* _EXERCISE PROMPT_: Output each entry verbatim and exclude every picture from it.

* _RECORDS_:
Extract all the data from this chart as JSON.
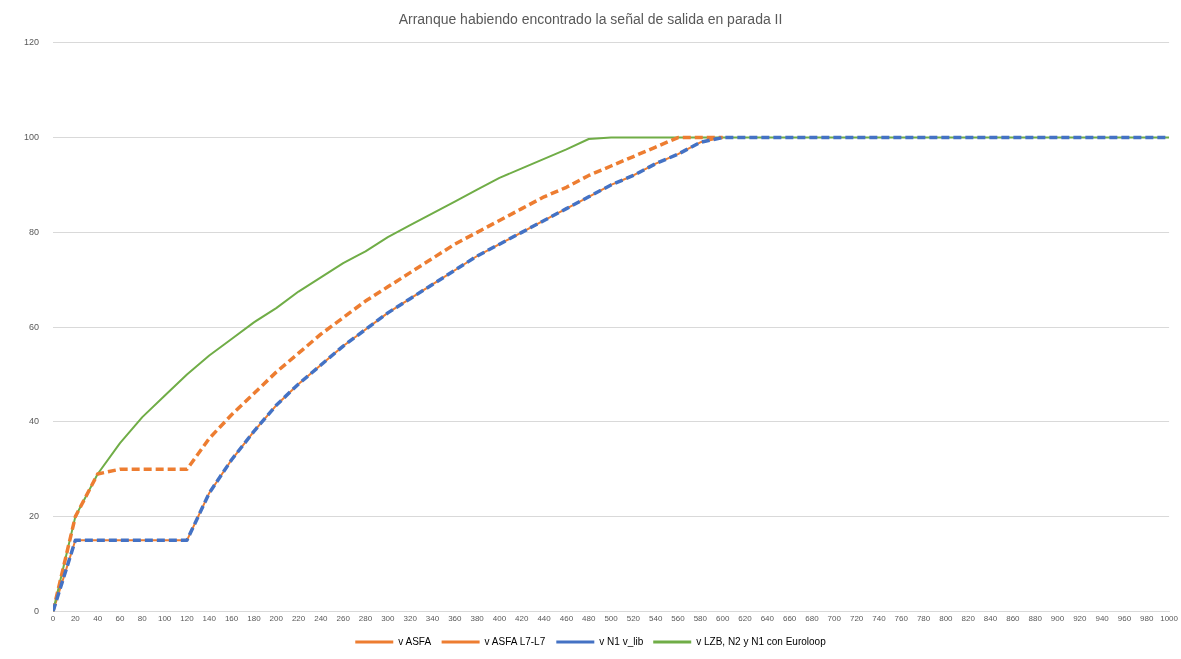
{
  "chart_data": {
    "type": "line",
    "title": "Arranque habiendo encontrado la señal de salida en parada II",
    "x": [
      0,
      20,
      40,
      60,
      80,
      100,
      120,
      140,
      160,
      180,
      200,
      220,
      240,
      260,
      280,
      300,
      320,
      340,
      360,
      380,
      400,
      420,
      440,
      460,
      480,
      500,
      520,
      540,
      560,
      580,
      600,
      620,
      640,
      660,
      680,
      700,
      720,
      740,
      760,
      780,
      800,
      820,
      840,
      860,
      880,
      900,
      920,
      940,
      960,
      980,
      1000
    ],
    "series": [
      {
        "name": "v ASFA",
        "color": "#ed7d31",
        "line_style": "dashed",
        "values": [
          0,
          20,
          29,
          30,
          30,
          30,
          30,
          36.5,
          41.5,
          46,
          50.5,
          54.5,
          58.5,
          62,
          65.5,
          68.5,
          71.5,
          74.5,
          77.5,
          80,
          82.5,
          85,
          87.5,
          89.5,
          92,
          94,
          96,
          98,
          100,
          100,
          100,
          null,
          null,
          null,
          null,
          null,
          null,
          null,
          null,
          null,
          null,
          null,
          null,
          null,
          null,
          null,
          null,
          null,
          null,
          null,
          null
        ]
      },
      {
        "name": "v ASFA L7-L7",
        "color": "#ed7d31",
        "line_style": "solid",
        "values": [
          0,
          15,
          15,
          15,
          15,
          15,
          15,
          25,
          32,
          38,
          43.5,
          48,
          52,
          56,
          59.5,
          63,
          66,
          69,
          72,
          75,
          77.5,
          80,
          82.5,
          85,
          87.5,
          90,
          92,
          94.5,
          96.5,
          99,
          100,
          null,
          null,
          null,
          null,
          null,
          null,
          null,
          null,
          null,
          null,
          null,
          null,
          null,
          null,
          null,
          null,
          null,
          null,
          null,
          null
        ]
      },
      {
        "name": "v N1 v_lib",
        "color": "#4472c4",
        "line_style": "dashed",
        "values": [
          0,
          15,
          15,
          15,
          15,
          15,
          15,
          25,
          32,
          38,
          43.5,
          48,
          52,
          56,
          59.5,
          63,
          66,
          69,
          72,
          75,
          77.5,
          80,
          82.5,
          85,
          87.5,
          90,
          92,
          94.5,
          96.5,
          99,
          100,
          100,
          100,
          100,
          100,
          100,
          100,
          100,
          100,
          100,
          100,
          100,
          100,
          100,
          100,
          100,
          100,
          100,
          100,
          100,
          100
        ]
      },
      {
        "name": "v LZB, N2 y N1 con Euroloop",
        "color": "#70ad47",
        "line_style": "solid",
        "values": [
          0,
          20,
          29,
          35.5,
          41,
          45.5,
          50,
          54,
          57.5,
          61,
          64,
          67.5,
          70.5,
          73.5,
          76,
          79,
          81.5,
          84,
          86.5,
          89,
          91.5,
          93.5,
          95.5,
          97.5,
          99.7,
          100,
          100,
          100,
          100,
          100,
          100,
          100,
          100,
          100,
          100,
          100,
          100,
          100,
          100,
          100,
          100,
          100,
          100,
          100,
          100,
          100,
          100,
          100,
          100,
          100,
          100
        ]
      }
    ],
    "xlim": [
      0,
      1000
    ],
    "xticks": [
      0,
      20,
      40,
      60,
      80,
      100,
      120,
      140,
      160,
      180,
      200,
      220,
      240,
      260,
      280,
      300,
      320,
      340,
      360,
      380,
      400,
      420,
      440,
      460,
      480,
      500,
      520,
      540,
      560,
      580,
      600,
      620,
      640,
      660,
      680,
      700,
      720,
      740,
      760,
      780,
      800,
      820,
      840,
      860,
      880,
      900,
      920,
      940,
      960,
      980,
      1000
    ],
    "ylim": [
      0,
      120
    ],
    "yticks": [
      0,
      20,
      40,
      60,
      80,
      100,
      120
    ],
    "grid": "y",
    "legend": "bottom",
    "marker": "none"
  }
}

* _PROBLEM SOLUTION_:
Extract all the data from this chart as JSON.
{
  "chart_data": {
    "type": "line",
    "title": "Arranque habiendo encontrado la señal de salida en parada II",
    "x": [
      0,
      20,
      40,
      60,
      80,
      100,
      120,
      140,
      160,
      180,
      200,
      220,
      240,
      260,
      280,
      300,
      320,
      340,
      360,
      380,
      400,
      420,
      440,
      460,
      480,
      500,
      520,
      540,
      560,
      580,
      600,
      620,
      640,
      660,
      680,
      700,
      720,
      740,
      760,
      780,
      800,
      820,
      840,
      860,
      880,
      900,
      920,
      940,
      960,
      980,
      1000
    ],
    "series": [
      {
        "name": "v ASFA",
        "color": "#ed7d31",
        "line_style": "dashed",
        "values": [
          0,
          20,
          29,
          30,
          30,
          30,
          30,
          36.5,
          41.5,
          46,
          50.5,
          54.5,
          58.5,
          62,
          65.5,
          68.5,
          71.5,
          74.5,
          77.5,
          80,
          82.5,
          85,
          87.5,
          89.5,
          92,
          94,
          96,
          98,
          100,
          100,
          100,
          null,
          null,
          null,
          null,
          null,
          null,
          null,
          null,
          null,
          null,
          null,
          null,
          null,
          null,
          null,
          null,
          null,
          null,
          null,
          null
        ]
      },
      {
        "name": "v ASFA L7-L7",
        "color": "#ed7d31",
        "line_style": "solid",
        "values": [
          0,
          15,
          15,
          15,
          15,
          15,
          15,
          25,
          32,
          38,
          43.5,
          48,
          52,
          56,
          59.5,
          63,
          66,
          69,
          72,
          75,
          77.5,
          80,
          82.5,
          85,
          87.5,
          90,
          92,
          94.5,
          96.5,
          99,
          100,
          null,
          null,
          null,
          null,
          null,
          null,
          null,
          null,
          null,
          null,
          null,
          null,
          null,
          null,
          null,
          null,
          null,
          null,
          null,
          null
        ]
      },
      {
        "name": "v N1 v_lib",
        "color": "#4472c4",
        "line_style": "dashed",
        "values": [
          0,
          15,
          15,
          15,
          15,
          15,
          15,
          25,
          32,
          38,
          43.5,
          48,
          52,
          56,
          59.5,
          63,
          66,
          69,
          72,
          75,
          77.5,
          80,
          82.5,
          85,
          87.5,
          90,
          92,
          94.5,
          96.5,
          99,
          100,
          100,
          100,
          100,
          100,
          100,
          100,
          100,
          100,
          100,
          100,
          100,
          100,
          100,
          100,
          100,
          100,
          100,
          100,
          100,
          100
        ]
      },
      {
        "name": "v LZB, N2 y N1 con Euroloop",
        "color": "#70ad47",
        "line_style": "solid",
        "values": [
          0,
          20,
          29,
          35.5,
          41,
          45.5,
          50,
          54,
          57.5,
          61,
          64,
          67.5,
          70.5,
          73.5,
          76,
          79,
          81.5,
          84,
          86.5,
          89,
          91.5,
          93.5,
          95.5,
          97.5,
          99.7,
          100,
          100,
          100,
          100,
          100,
          100,
          100,
          100,
          100,
          100,
          100,
          100,
          100,
          100,
          100,
          100,
          100,
          100,
          100,
          100,
          100,
          100,
          100,
          100,
          100,
          100
        ]
      }
    ],
    "xlim": [
      0,
      1000
    ],
    "xticks": [
      0,
      20,
      40,
      60,
      80,
      100,
      120,
      140,
      160,
      180,
      200,
      220,
      240,
      260,
      280,
      300,
      320,
      340,
      360,
      380,
      400,
      420,
      440,
      460,
      480,
      500,
      520,
      540,
      560,
      580,
      600,
      620,
      640,
      660,
      680,
      700,
      720,
      740,
      760,
      780,
      800,
      820,
      840,
      860,
      880,
      900,
      920,
      940,
      960,
      980,
      1000
    ],
    "ylim": [
      0,
      120
    ],
    "yticks": [
      0,
      20,
      40,
      60,
      80,
      100,
      120
    ],
    "grid": "y",
    "legend": "bottom",
    "marker": "none"
  }
}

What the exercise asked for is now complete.